# Provided information
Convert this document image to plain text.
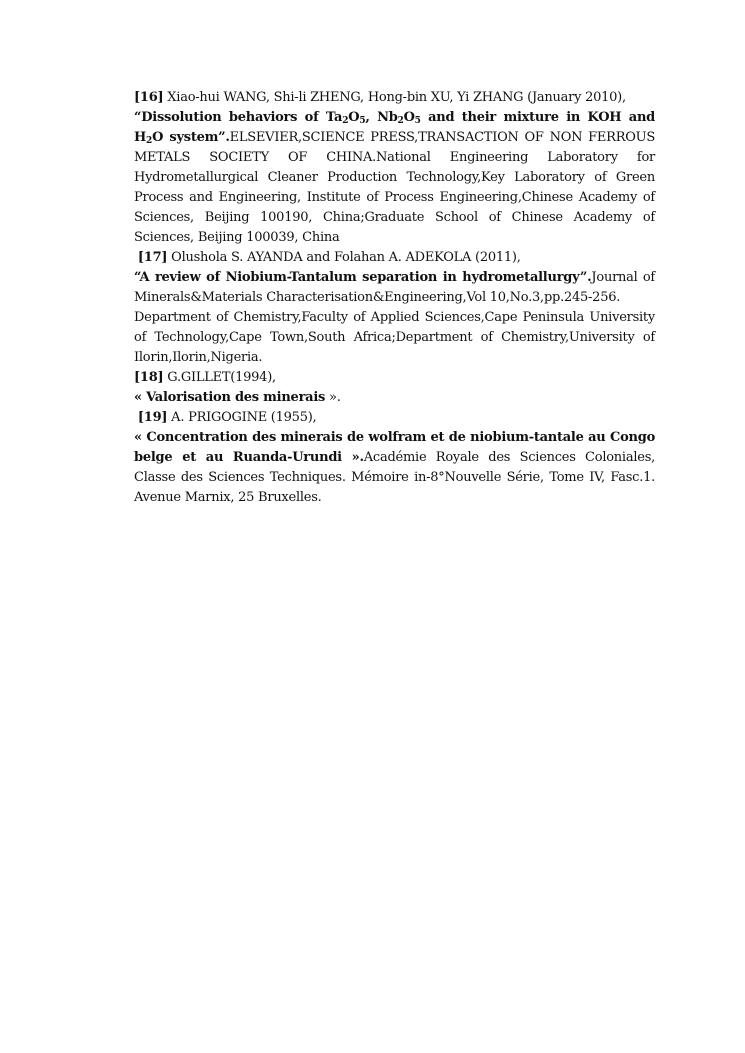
[16] Xiao-hui WANG, Shi-li ZHENG, Hong-bin XU, Yi ZHANG (January 2010),

“Dissolution behaviors of $Ta_2O_5$, $Nb_2O_5$ and their mixture in KOH and $H_2O$ system”.ELSEVIER,SCIENCE PRESS,TRANSACTION OF NON FERROUS METALS SOCIETY OF CHINA.National Engineering Laboratory for Hydrometallurgical Cleaner Production Technology,Key Laboratory of Green Process and Engineering, Institute of Process Engineering,Chinese Academy of Sciences, Beijing 100190, China;Graduate School of Chinese Academy of Sciences, Beijing 100039, China

[17] Olushola S. AYANDA and Folahan A. ADEKOLA (2011),

“A review of Niobium-Tantalum separation in hydrometallurgy”.Journal of Minerals&Materials Characterisation&Engineering,Vol 10,No.3,pp.245-256.

Department of Chemistry,Faculty of Applied Sciences,Cape Peninsula University of Technology,Cape Town,South Africa;Department of Chemistry,University of Ilorin,Ilorin,Nigeria.

[18] G.GILLET(1994),

« Valorisation des minerais ».

[19] A. PRIGOGINE (1955),

« Concentration des minerais de wolfram et de niobium-tantale au Congo belge et au Ruanda-Urundi ».Académie Royale des Sciences Coloniales, Classe des Sciences Techniques. Mémoire in-8°Nouvelle Série, Tome IV, Fasc.1. Avenue Marnix, 25 Bruxelles.
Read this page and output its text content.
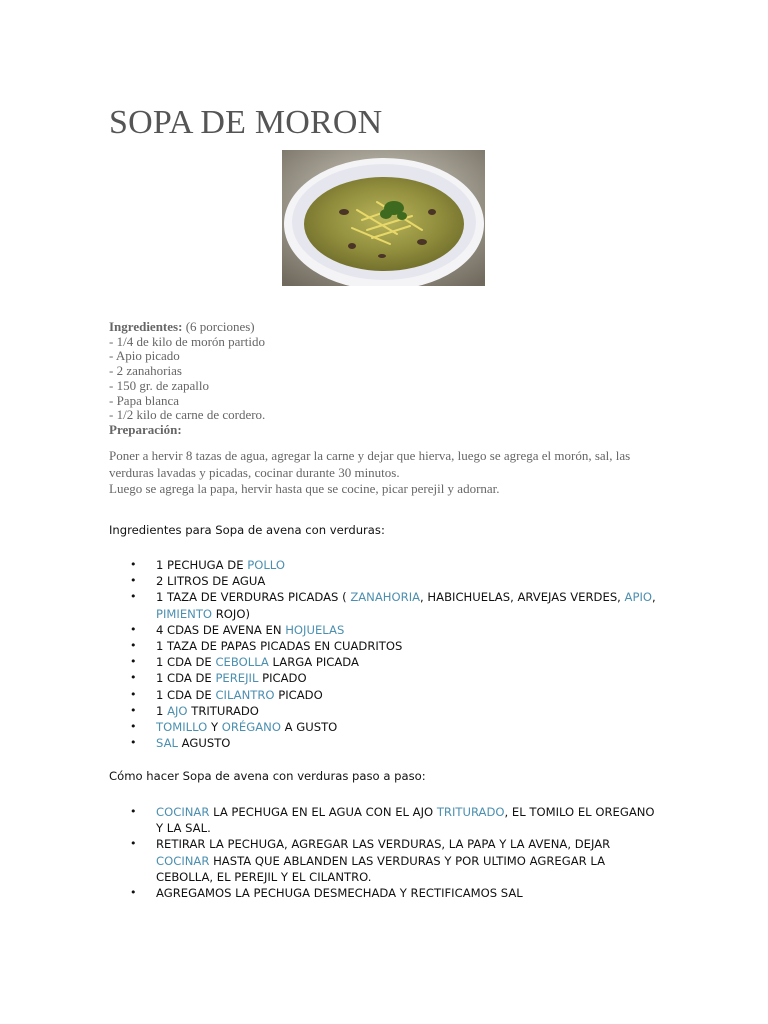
SOPA DE MORON
Ingredientes: (6 porciones)
- 1/4 de kilo de morón partido
- Apio picado
- 2 zanahorias
- 150 gr. de zapallo
- Papa blanca
- 1/2 kilo de carne de cordero.
Preparación:
Poner a hervir 8 tazas de agua, agregar la carne y dejar que hierva, luego se agrega el morón, sal, las verduras lavadas y picadas, cocinar durante 30 minutos.
Luego se agrega la papa, hervir hasta que se cocine, picar perejil y adornar.
Ingredientes para Sopa de avena con verduras:
• 1 PECHUGA DE POLLO
• 2 LITROS DE AGUA
• 1 TAZA DE VERDURAS PICADAS ( ZANAHORIA, HABICHUELAS, ARVEJAS VERDES, APIO,
PIMIENTO ROJO)
• 4 CDAS DE AVENA EN HOJUELAS
• 1 TAZA DE PAPAS PICADAS EN CUADRITOS
• 1 CDA DE CEBOLLA LARGA PICADA
• 1 CDA DE PEREJIL PICADO
• 1 CDA DE CILANTRO PICADO
• 1 AJO TRITURADO
• TOMILLO Y ORÉGANO A GUSTO
• SAL AGUSTO
Cómo hacer Sopa de avena con verduras paso a paso:
• COCINAR LA PECHUGA EN EL AGUA CON EL AJO TRITURADO, EL TOMILO EL OREGANO
Y LA SAL.
• RETIRAR LA PECHUGA, AGREGAR LAS VERDURAS, LA PAPA Y LA AVENA, DEJAR
COCINAR HASTA QUE ABLANDEN LAS VERDURAS Y POR ULTIMO AGREGAR LA
CEBOLLA, EL PEREJIL Y EL CILANTRO.
• AGREGAMOS LA PECHUGA DESMECHADA Y RECTIFICAMOS SAL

# Description of the task
In the records above, find each line holding "morón" and copy it.

# Finished task
- 1/4 de kilo de morón partido
Poner a hervir 8 tazas de agua, agregar la carne y dejar que hierva, luego se agrega el morón, sal, las verduras lavadas y picadas, cocinar durante 30 minutos.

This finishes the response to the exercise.